»»

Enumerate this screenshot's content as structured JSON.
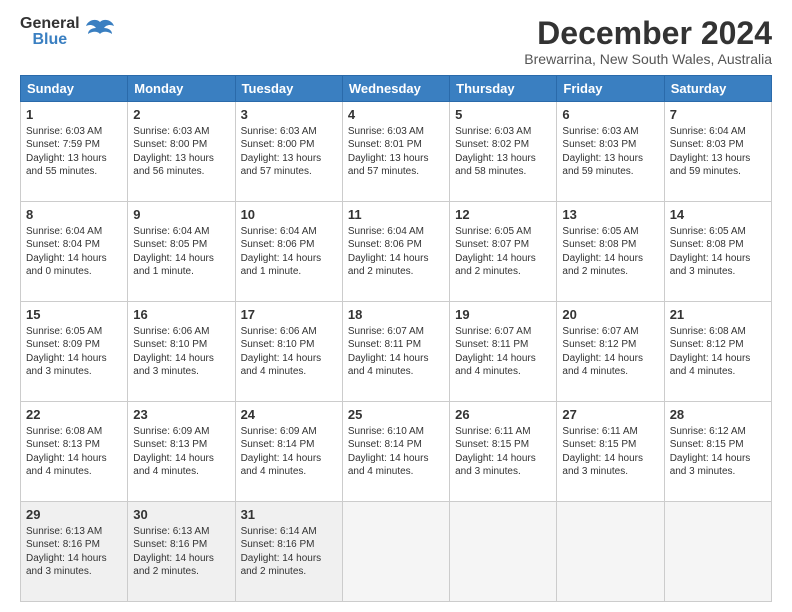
{
  "logo": {
    "line1": "General",
    "line2": "Blue"
  },
  "title": "December 2024",
  "subtitle": "Brewarrina, New South Wales, Australia",
  "days": [
    "Sunday",
    "Monday",
    "Tuesday",
    "Wednesday",
    "Thursday",
    "Friday",
    "Saturday"
  ],
  "weeks": [
    [
      {
        "day": "1",
        "sunrise": "6:03 AM",
        "sunset": "7:59 PM",
        "daylight": "13 hours and 55 minutes."
      },
      {
        "day": "2",
        "sunrise": "6:03 AM",
        "sunset": "8:00 PM",
        "daylight": "13 hours and 56 minutes."
      },
      {
        "day": "3",
        "sunrise": "6:03 AM",
        "sunset": "8:00 PM",
        "daylight": "13 hours and 57 minutes."
      },
      {
        "day": "4",
        "sunrise": "6:03 AM",
        "sunset": "8:01 PM",
        "daylight": "13 hours and 57 minutes."
      },
      {
        "day": "5",
        "sunrise": "6:03 AM",
        "sunset": "8:02 PM",
        "daylight": "13 hours and 58 minutes."
      },
      {
        "day": "6",
        "sunrise": "6:03 AM",
        "sunset": "8:03 PM",
        "daylight": "13 hours and 59 minutes."
      },
      {
        "day": "7",
        "sunrise": "6:04 AM",
        "sunset": "8:03 PM",
        "daylight": "13 hours and 59 minutes."
      }
    ],
    [
      {
        "day": "8",
        "sunrise": "6:04 AM",
        "sunset": "8:04 PM",
        "daylight": "14 hours and 0 minutes."
      },
      {
        "day": "9",
        "sunrise": "6:04 AM",
        "sunset": "8:05 PM",
        "daylight": "14 hours and 1 minute."
      },
      {
        "day": "10",
        "sunrise": "6:04 AM",
        "sunset": "8:06 PM",
        "daylight": "14 hours and 1 minute."
      },
      {
        "day": "11",
        "sunrise": "6:04 AM",
        "sunset": "8:06 PM",
        "daylight": "14 hours and 2 minutes."
      },
      {
        "day": "12",
        "sunrise": "6:05 AM",
        "sunset": "8:07 PM",
        "daylight": "14 hours and 2 minutes."
      },
      {
        "day": "13",
        "sunrise": "6:05 AM",
        "sunset": "8:08 PM",
        "daylight": "14 hours and 2 minutes."
      },
      {
        "day": "14",
        "sunrise": "6:05 AM",
        "sunset": "8:08 PM",
        "daylight": "14 hours and 3 minutes."
      }
    ],
    [
      {
        "day": "15",
        "sunrise": "6:05 AM",
        "sunset": "8:09 PM",
        "daylight": "14 hours and 3 minutes."
      },
      {
        "day": "16",
        "sunrise": "6:06 AM",
        "sunset": "8:10 PM",
        "daylight": "14 hours and 3 minutes."
      },
      {
        "day": "17",
        "sunrise": "6:06 AM",
        "sunset": "8:10 PM",
        "daylight": "14 hours and 4 minutes."
      },
      {
        "day": "18",
        "sunrise": "6:07 AM",
        "sunset": "8:11 PM",
        "daylight": "14 hours and 4 minutes."
      },
      {
        "day": "19",
        "sunrise": "6:07 AM",
        "sunset": "8:11 PM",
        "daylight": "14 hours and 4 minutes."
      },
      {
        "day": "20",
        "sunrise": "6:07 AM",
        "sunset": "8:12 PM",
        "daylight": "14 hours and 4 minutes."
      },
      {
        "day": "21",
        "sunrise": "6:08 AM",
        "sunset": "8:12 PM",
        "daylight": "14 hours and 4 minutes."
      }
    ],
    [
      {
        "day": "22",
        "sunrise": "6:08 AM",
        "sunset": "8:13 PM",
        "daylight": "14 hours and 4 minutes."
      },
      {
        "day": "23",
        "sunrise": "6:09 AM",
        "sunset": "8:13 PM",
        "daylight": "14 hours and 4 minutes."
      },
      {
        "day": "24",
        "sunrise": "6:09 AM",
        "sunset": "8:14 PM",
        "daylight": "14 hours and 4 minutes."
      },
      {
        "day": "25",
        "sunrise": "6:10 AM",
        "sunset": "8:14 PM",
        "daylight": "14 hours and 4 minutes."
      },
      {
        "day": "26",
        "sunrise": "6:11 AM",
        "sunset": "8:15 PM",
        "daylight": "14 hours and 3 minutes."
      },
      {
        "day": "27",
        "sunrise": "6:11 AM",
        "sunset": "8:15 PM",
        "daylight": "14 hours and 3 minutes."
      },
      {
        "day": "28",
        "sunrise": "6:12 AM",
        "sunset": "8:15 PM",
        "daylight": "14 hours and 3 minutes."
      }
    ],
    [
      {
        "day": "29",
        "sunrise": "6:13 AM",
        "sunset": "8:16 PM",
        "daylight": "14 hours and 3 minutes."
      },
      {
        "day": "30",
        "sunrise": "6:13 AM",
        "sunset": "8:16 PM",
        "daylight": "14 hours and 2 minutes."
      },
      {
        "day": "31",
        "sunrise": "6:14 AM",
        "sunset": "8:16 PM",
        "daylight": "14 hours and 2 minutes."
      },
      null,
      null,
      null,
      null
    ]
  ]
}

««

Short task: Omit the pictures and output all of the other material exactly.

Answer:
Enumerate this screenshot's content as structured JSON.
{
  "logo": {
    "line1": "General",
    "line2": "Blue"
  },
  "title": "December 2024",
  "subtitle": "Brewarrina, New South Wales, Australia",
  "days": [
    "Sunday",
    "Monday",
    "Tuesday",
    "Wednesday",
    "Thursday",
    "Friday",
    "Saturday"
  ],
  "weeks": [
    [
      {
        "day": "1",
        "sunrise": "6:03 AM",
        "sunset": "7:59 PM",
        "daylight": "13 hours and 55 minutes."
      },
      {
        "day": "2",
        "sunrise": "6:03 AM",
        "sunset": "8:00 PM",
        "daylight": "13 hours and 56 minutes."
      },
      {
        "day": "3",
        "sunrise": "6:03 AM",
        "sunset": "8:00 PM",
        "daylight": "13 hours and 57 minutes."
      },
      {
        "day": "4",
        "sunrise": "6:03 AM",
        "sunset": "8:01 PM",
        "daylight": "13 hours and 57 minutes."
      },
      {
        "day": "5",
        "sunrise": "6:03 AM",
        "sunset": "8:02 PM",
        "daylight": "13 hours and 58 minutes."
      },
      {
        "day": "6",
        "sunrise": "6:03 AM",
        "sunset": "8:03 PM",
        "daylight": "13 hours and 59 minutes."
      },
      {
        "day": "7",
        "sunrise": "6:04 AM",
        "sunset": "8:03 PM",
        "daylight": "13 hours and 59 minutes."
      }
    ],
    [
      {
        "day": "8",
        "sunrise": "6:04 AM",
        "sunset": "8:04 PM",
        "daylight": "14 hours and 0 minutes."
      },
      {
        "day": "9",
        "sunrise": "6:04 AM",
        "sunset": "8:05 PM",
        "daylight": "14 hours and 1 minute."
      },
      {
        "day": "10",
        "sunrise": "6:04 AM",
        "sunset": "8:06 PM",
        "daylight": "14 hours and 1 minute."
      },
      {
        "day": "11",
        "sunrise": "6:04 AM",
        "sunset": "8:06 PM",
        "daylight": "14 hours and 2 minutes."
      },
      {
        "day": "12",
        "sunrise": "6:05 AM",
        "sunset": "8:07 PM",
        "daylight": "14 hours and 2 minutes."
      },
      {
        "day": "13",
        "sunrise": "6:05 AM",
        "sunset": "8:08 PM",
        "daylight": "14 hours and 2 minutes."
      },
      {
        "day": "14",
        "sunrise": "6:05 AM",
        "sunset": "8:08 PM",
        "daylight": "14 hours and 3 minutes."
      }
    ],
    [
      {
        "day": "15",
        "sunrise": "6:05 AM",
        "sunset": "8:09 PM",
        "daylight": "14 hours and 3 minutes."
      },
      {
        "day": "16",
        "sunrise": "6:06 AM",
        "sunset": "8:10 PM",
        "daylight": "14 hours and 3 minutes."
      },
      {
        "day": "17",
        "sunrise": "6:06 AM",
        "sunset": "8:10 PM",
        "daylight": "14 hours and 4 minutes."
      },
      {
        "day": "18",
        "sunrise": "6:07 AM",
        "sunset": "8:11 PM",
        "daylight": "14 hours and 4 minutes."
      },
      {
        "day": "19",
        "sunrise": "6:07 AM",
        "sunset": "8:11 PM",
        "daylight": "14 hours and 4 minutes."
      },
      {
        "day": "20",
        "sunrise": "6:07 AM",
        "sunset": "8:12 PM",
        "daylight": "14 hours and 4 minutes."
      },
      {
        "day": "21",
        "sunrise": "6:08 AM",
        "sunset": "8:12 PM",
        "daylight": "14 hours and 4 minutes."
      }
    ],
    [
      {
        "day": "22",
        "sunrise": "6:08 AM",
        "sunset": "8:13 PM",
        "daylight": "14 hours and 4 minutes."
      },
      {
        "day": "23",
        "sunrise": "6:09 AM",
        "sunset": "8:13 PM",
        "daylight": "14 hours and 4 minutes."
      },
      {
        "day": "24",
        "sunrise": "6:09 AM",
        "sunset": "8:14 PM",
        "daylight": "14 hours and 4 minutes."
      },
      {
        "day": "25",
        "sunrise": "6:10 AM",
        "sunset": "8:14 PM",
        "daylight": "14 hours and 4 minutes."
      },
      {
        "day": "26",
        "sunrise": "6:11 AM",
        "sunset": "8:15 PM",
        "daylight": "14 hours and 3 minutes."
      },
      {
        "day": "27",
        "sunrise": "6:11 AM",
        "sunset": "8:15 PM",
        "daylight": "14 hours and 3 minutes."
      },
      {
        "day": "28",
        "sunrise": "6:12 AM",
        "sunset": "8:15 PM",
        "daylight": "14 hours and 3 minutes."
      }
    ],
    [
      {
        "day": "29",
        "sunrise": "6:13 AM",
        "sunset": "8:16 PM",
        "daylight": "14 hours and 3 minutes."
      },
      {
        "day": "30",
        "sunrise": "6:13 AM",
        "sunset": "8:16 PM",
        "daylight": "14 hours and 2 minutes."
      },
      {
        "day": "31",
        "sunrise": "6:14 AM",
        "sunset": "8:16 PM",
        "daylight": "14 hours and 2 minutes."
      },
      null,
      null,
      null,
      null
    ]
  ]
}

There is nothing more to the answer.